▸ Requirements
Read the data and repeat all of it exactly.

▸ Stored items from a collection
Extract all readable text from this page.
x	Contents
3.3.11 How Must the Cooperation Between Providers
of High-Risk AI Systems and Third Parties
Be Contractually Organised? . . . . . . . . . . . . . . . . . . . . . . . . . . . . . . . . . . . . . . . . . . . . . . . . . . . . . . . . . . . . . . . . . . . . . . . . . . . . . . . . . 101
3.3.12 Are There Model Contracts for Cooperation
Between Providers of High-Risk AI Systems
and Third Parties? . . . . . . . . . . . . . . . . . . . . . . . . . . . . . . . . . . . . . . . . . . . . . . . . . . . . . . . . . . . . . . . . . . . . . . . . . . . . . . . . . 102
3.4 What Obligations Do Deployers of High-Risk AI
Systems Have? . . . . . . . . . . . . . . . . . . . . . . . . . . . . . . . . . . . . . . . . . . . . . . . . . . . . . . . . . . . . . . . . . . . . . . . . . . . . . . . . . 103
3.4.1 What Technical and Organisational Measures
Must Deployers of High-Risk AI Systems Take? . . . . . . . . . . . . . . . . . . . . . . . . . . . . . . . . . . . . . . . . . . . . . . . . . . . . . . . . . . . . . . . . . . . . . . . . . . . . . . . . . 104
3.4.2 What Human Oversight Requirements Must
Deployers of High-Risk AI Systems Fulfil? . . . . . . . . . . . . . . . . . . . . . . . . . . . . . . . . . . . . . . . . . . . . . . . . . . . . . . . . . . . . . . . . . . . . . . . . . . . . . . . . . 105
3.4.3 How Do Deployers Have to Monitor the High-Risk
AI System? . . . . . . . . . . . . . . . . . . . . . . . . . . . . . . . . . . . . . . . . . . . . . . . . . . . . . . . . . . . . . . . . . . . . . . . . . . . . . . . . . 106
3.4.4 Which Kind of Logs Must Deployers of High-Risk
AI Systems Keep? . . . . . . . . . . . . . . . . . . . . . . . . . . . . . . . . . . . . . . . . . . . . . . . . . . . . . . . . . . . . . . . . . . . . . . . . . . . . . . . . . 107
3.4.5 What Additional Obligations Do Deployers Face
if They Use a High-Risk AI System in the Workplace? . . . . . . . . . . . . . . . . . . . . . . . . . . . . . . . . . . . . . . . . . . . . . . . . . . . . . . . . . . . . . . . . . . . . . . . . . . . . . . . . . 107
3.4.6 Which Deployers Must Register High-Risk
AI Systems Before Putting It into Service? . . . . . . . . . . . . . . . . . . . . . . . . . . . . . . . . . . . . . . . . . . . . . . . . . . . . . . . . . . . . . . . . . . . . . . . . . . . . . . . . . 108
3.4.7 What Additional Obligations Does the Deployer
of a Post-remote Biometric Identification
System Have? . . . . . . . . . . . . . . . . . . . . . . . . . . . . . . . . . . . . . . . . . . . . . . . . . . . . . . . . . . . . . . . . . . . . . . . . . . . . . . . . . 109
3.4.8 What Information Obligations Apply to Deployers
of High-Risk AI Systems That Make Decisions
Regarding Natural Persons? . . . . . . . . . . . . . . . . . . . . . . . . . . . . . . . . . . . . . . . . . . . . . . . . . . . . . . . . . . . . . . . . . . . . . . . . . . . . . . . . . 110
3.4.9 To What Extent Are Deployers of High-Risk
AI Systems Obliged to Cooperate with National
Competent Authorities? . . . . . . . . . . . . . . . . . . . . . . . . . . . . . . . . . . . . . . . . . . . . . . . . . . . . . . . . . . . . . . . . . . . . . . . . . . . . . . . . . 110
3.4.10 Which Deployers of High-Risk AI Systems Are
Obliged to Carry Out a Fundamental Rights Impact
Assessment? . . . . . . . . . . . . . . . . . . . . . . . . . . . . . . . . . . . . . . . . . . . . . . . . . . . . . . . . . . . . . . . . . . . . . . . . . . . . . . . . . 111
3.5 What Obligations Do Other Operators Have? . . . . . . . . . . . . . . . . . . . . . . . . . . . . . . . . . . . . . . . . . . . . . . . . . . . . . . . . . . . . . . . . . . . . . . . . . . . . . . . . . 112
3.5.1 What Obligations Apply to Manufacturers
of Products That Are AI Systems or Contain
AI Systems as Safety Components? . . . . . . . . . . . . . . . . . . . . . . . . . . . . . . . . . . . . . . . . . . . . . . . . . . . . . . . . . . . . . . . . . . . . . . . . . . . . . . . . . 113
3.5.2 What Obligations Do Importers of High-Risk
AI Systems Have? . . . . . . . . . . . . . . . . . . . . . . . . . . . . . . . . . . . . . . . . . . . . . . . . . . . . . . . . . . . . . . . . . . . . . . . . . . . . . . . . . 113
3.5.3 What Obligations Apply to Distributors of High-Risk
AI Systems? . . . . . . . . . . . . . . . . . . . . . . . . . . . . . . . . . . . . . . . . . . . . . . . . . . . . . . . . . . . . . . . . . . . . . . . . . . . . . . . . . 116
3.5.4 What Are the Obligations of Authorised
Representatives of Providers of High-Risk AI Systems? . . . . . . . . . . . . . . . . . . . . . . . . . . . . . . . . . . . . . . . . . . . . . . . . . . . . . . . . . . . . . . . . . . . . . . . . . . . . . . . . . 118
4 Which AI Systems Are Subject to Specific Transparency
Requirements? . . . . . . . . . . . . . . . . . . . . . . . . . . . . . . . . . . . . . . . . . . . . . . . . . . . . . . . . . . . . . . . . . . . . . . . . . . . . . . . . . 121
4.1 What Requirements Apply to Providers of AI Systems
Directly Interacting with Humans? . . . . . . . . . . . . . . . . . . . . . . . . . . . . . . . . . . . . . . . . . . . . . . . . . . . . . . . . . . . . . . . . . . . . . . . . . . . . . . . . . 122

▸ Result of this exercise
Extract all readable text from this page.
x	Contents
3.3.11 How Must the Cooperation Between Providers
of High-Risk AI Systems and Third Parties
Be Contractually Organised? . . . . . . . . . . . . . . . . . . . . . . . . . . . . . . . . . . . . . . . . . . . . . . . . . . . . . . . . . . . . . . . . . . . . . . . . . . . . . . . . . 101
3.3.12 Are There Model Contracts for Cooperation
Between Providers of High-Risk AI Systems
and Third Parties? . . . . . . . . . . . . . . . . . . . . . . . . . . . . . . . . . . . . . . . . . . . . . . . . . . . . . . . . . . . . . . . . . . . . . . . . . . . . . . . . . 102
3.4 What Obligations Do Deployers of High-Risk AI
Systems Have? . . . . . . . . . . . . . . . . . . . . . . . . . . . . . . . . . . . . . . . . . . . . . . . . . . . . . . . . . . . . . . . . . . . . . . . . . . . . . . . . . 103
3.4.1 What Technical and Organisational Measures
Must Deployers of High-Risk AI Systems Take? . . . . . . . . . . . . . . . . . . . . . . . . . . . . . . . . . . . . . . . . . . . . . . . . . . . . . . . . . . . . . . . . . . . . . . . . . . . . . . . . . 104
3.4.2 What Human Oversight Requirements Must
Deployers of High-Risk AI Systems Fulfil? . . . . . . . . . . . . . . . . . . . . . . . . . . . . . . . . . . . . . . . . . . . . . . . . . . . . . . . . . . . . . . . . . . . . . . . . . . . . . . . . . 105
3.4.3 How Do Deployers Have to Monitor the High-Risk
AI System? . . . . . . . . . . . . . . . . . . . . . . . . . . . . . . . . . . . . . . . . . . . . . . . . . . . . . . . . . . . . . . . . . . . . . . . . . . . . . . . . . 106
3.4.4 Which Kind of Logs Must Deployers of High-Risk
AI Systems Keep? . . . . . . . . . . . . . . . . . . . . . . . . . . . . . . . . . . . . . . . . . . . . . . . . . . . . . . . . . . . . . . . . . . . . . . . . . . . . . . . . . 107
3.4.5 What Additional Obligations Do Deployers Face
if They Use a High-Risk AI System in the Workplace? . . . . . . . . . . . . . . . . . . . . . . . . . . . . . . . . . . . . . . . . . . . . . . . . . . . . . . . . . . . . . . . . . . . . . . . . . . . . . . . . . 107
3.4.6 Which Deployers Must Register High-Risk
AI Systems Before Putting It into Service? . . . . . . . . . . . . . . . . . . . . . . . . . . . . . . . . . . . . . . . . . . . . . . . . . . . . . . . . . . . . . . . . . . . . . . . . . . . . . . . . . 108
3.4.7 What Additional Obligations Does the Deployer
of a Post-remote Biometric Identification
System Have? . . . . . . . . . . . . . . . . . . . . . . . . . . . . . . . . . . . . . . . . . . . . . . . . . . . . . . . . . . . . . . . . . . . . . . . . . . . . . . . . . 109
3.4.8 What Information Obligations Apply to Deployers
of High-Risk AI Systems That Make Decisions
Regarding Natural Persons? . . . . . . . . . . . . . . . . . . . . . . . . . . . . . . . . . . . . . . . . . . . . . . . . . . . . . . . . . . . . . . . . . . . . . . . . . . . . . . . . . 110
3.4.9 To What Extent Are Deployers of High-Risk
AI Systems Obliged to Cooperate with National
Competent Authorities? . . . . . . . . . . . . . . . . . . . . . . . . . . . . . . . . . . . . . . . . . . . . . . . . . . . . . . . . . . . . . . . . . . . . . . . . . . . . . . . . . 110
3.4.10 Which Deployers of High-Risk AI Systems Are
Obliged to Carry Out a Fundamental Rights Impact
Assessment? . . . . . . . . . . . . . . . . . . . . . . . . . . . . . . . . . . . . . . . . . . . . . . . . . . . . . . . . . . . . . . . . . . . . . . . . . . . . . . . . . 111
3.5 What Obligations Do Other Operators Have? . . . . . . . . . . . . . . . . . . . . . . . . . . . . . . . . . . . . . . . . . . . . . . . . . . . . . . . . . . . . . . . . . . . . . . . . . . . . . . . . . 112
3.5.1 What Obligations Apply to Manufacturers
of Products That Are AI Systems or Contain
AI Systems as Safety Components? . . . . . . . . . . . . . . . . . . . . . . . . . . . . . . . . . . . . . . . . . . . . . . . . . . . . . . . . . . . . . . . . . . . . . . . . . . . . . . . . . 113
3.5.2 What Obligations Do Importers of High-Risk
AI Systems Have? . . . . . . . . . . . . . . . . . . . . . . . . . . . . . . . . . . . . . . . . . . . . . . . . . . . . . . . . . . . . . . . . . . . . . . . . . . . . . . . . . 113
3.5.3 What Obligations Apply to Distributors of High-Risk
AI Systems? . . . . . . . . . . . . . . . . . . . . . . . . . . . . . . . . . . . . . . . . . . . . . . . . . . . . . . . . . . . . . . . . . . . . . . . . . . . . . . . . . 116
3.5.4 What Are the Obligations of Authorised
Representatives of Providers of High-Risk AI Systems? . . . . . . . . . . . . . . . . . . . . . . . . . . . . . . . . . . . . . . . . . . . . . . . . . . . . . . . . . . . . . . . . . . . . . . . . . . . . . . . . . 118
4 Which AI Systems Are Subject to Specific Transparency
Requirements? . . . . . . . . . . . . . . . . . . . . . . . . . . . . . . . . . . . . . . . . . . . . . . . . . . . . . . . . . . . . . . . . . . . . . . . . . . . . . . . . . 121
4.1 What Requirements Apply to Providers of AI Systems
Directly Interacting with Humans? . . . . . . . . . . . . . . . . . . . . . . . . . . . . . . . . . . . . . . . . . . . . . . . . . . . . . . . . . . . . . . . . . . . . . . . . . . . . . . . . . 122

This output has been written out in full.